EXERCISE PROMPT: Copy out all the lines exactly. Omit pictures.
-- BEGIN SUPPLIED ENTRIES --
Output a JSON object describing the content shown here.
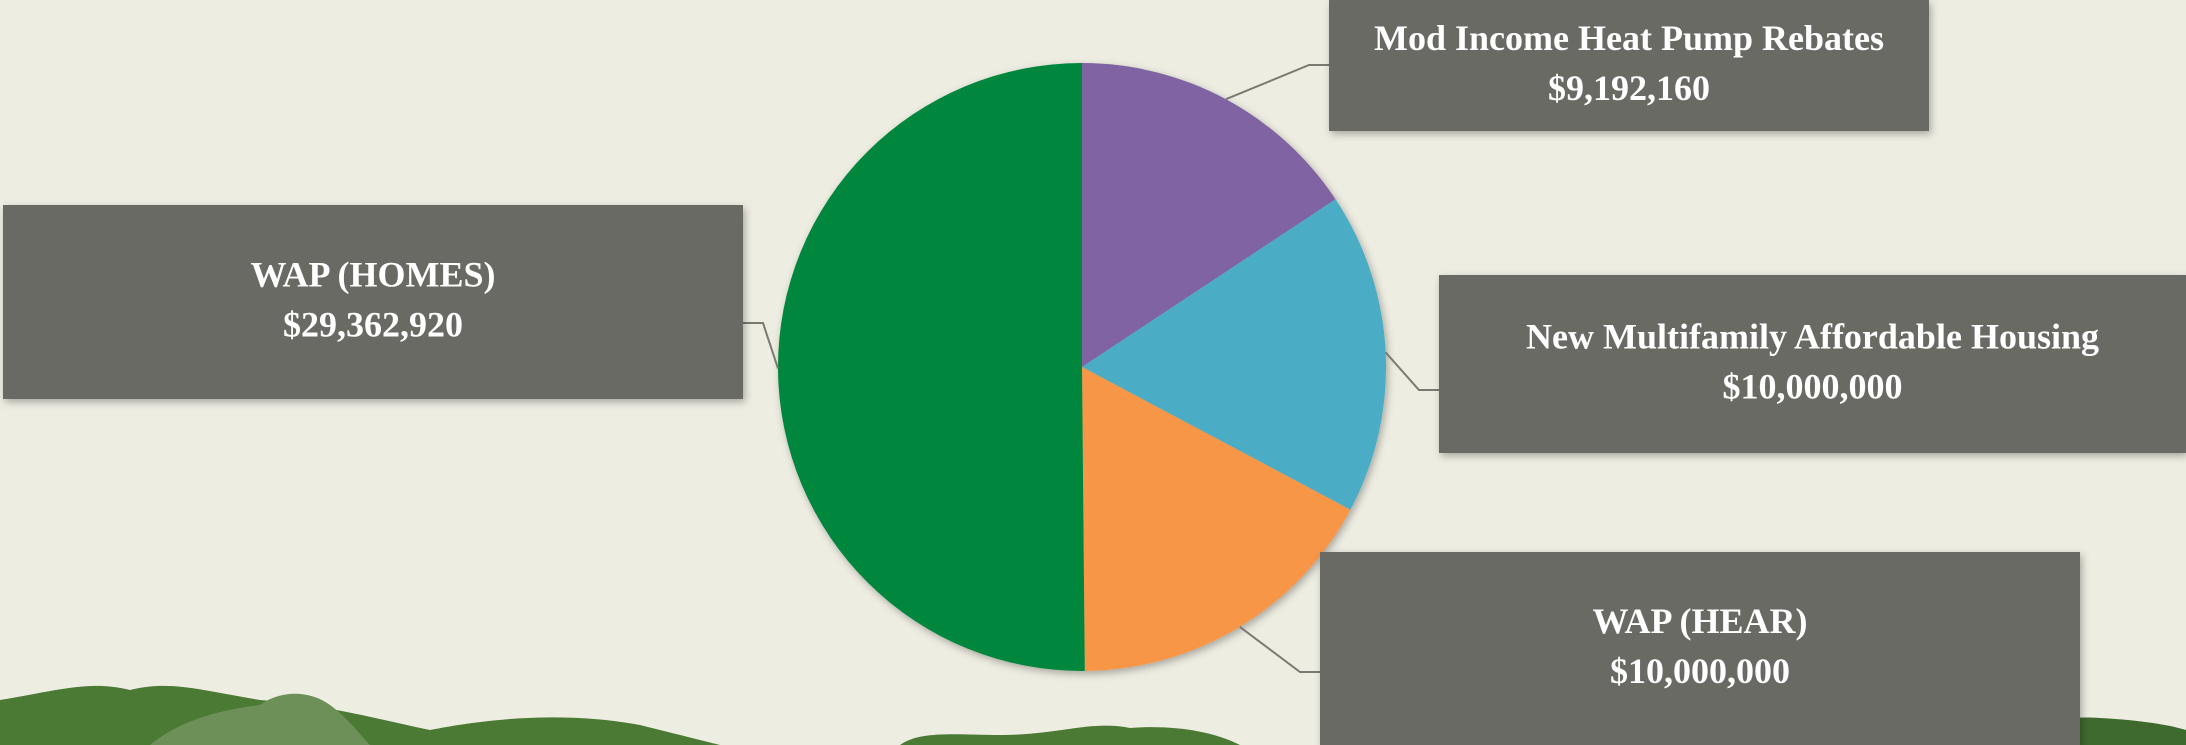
{
  "chart_data": {
    "type": "pie",
    "categories": [
      "Mod Income Heat Pump Rebates",
      "New Multifamily Affordable Housing",
      "WAP (HEAR)",
      "WAP (HOMES)"
    ],
    "values": [
      9192160,
      10000000,
      10000000,
      29362920
    ],
    "value_labels": [
      "$9,192,160",
      "$10,000,000",
      "$10,000,000",
      "$29,362,920"
    ],
    "colors": [
      "#8064a2",
      "#4bacc6",
      "#f79646",
      "#00873e"
    ]
  }
}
-- END SUPPLIED ENTRIES --
THE RESPONSE:
Output a JSON object describing the content shown here.
{
  "chart_data": {
    "type": "pie",
    "categories": [
      "Mod Income Heat Pump Rebates",
      "New Multifamily Affordable Housing",
      "WAP (HEAR)",
      "WAP (HOMES)"
    ],
    "values": [
      9192160,
      10000000,
      10000000,
      29362920
    ],
    "value_labels": [
      "$9,192,160",
      "$10,000,000",
      "$10,000,000",
      "$29,362,920"
    ],
    "colors": [
      "#8064a2",
      "#4bacc6",
      "#f79646",
      "#00873e"
    ]
  }
}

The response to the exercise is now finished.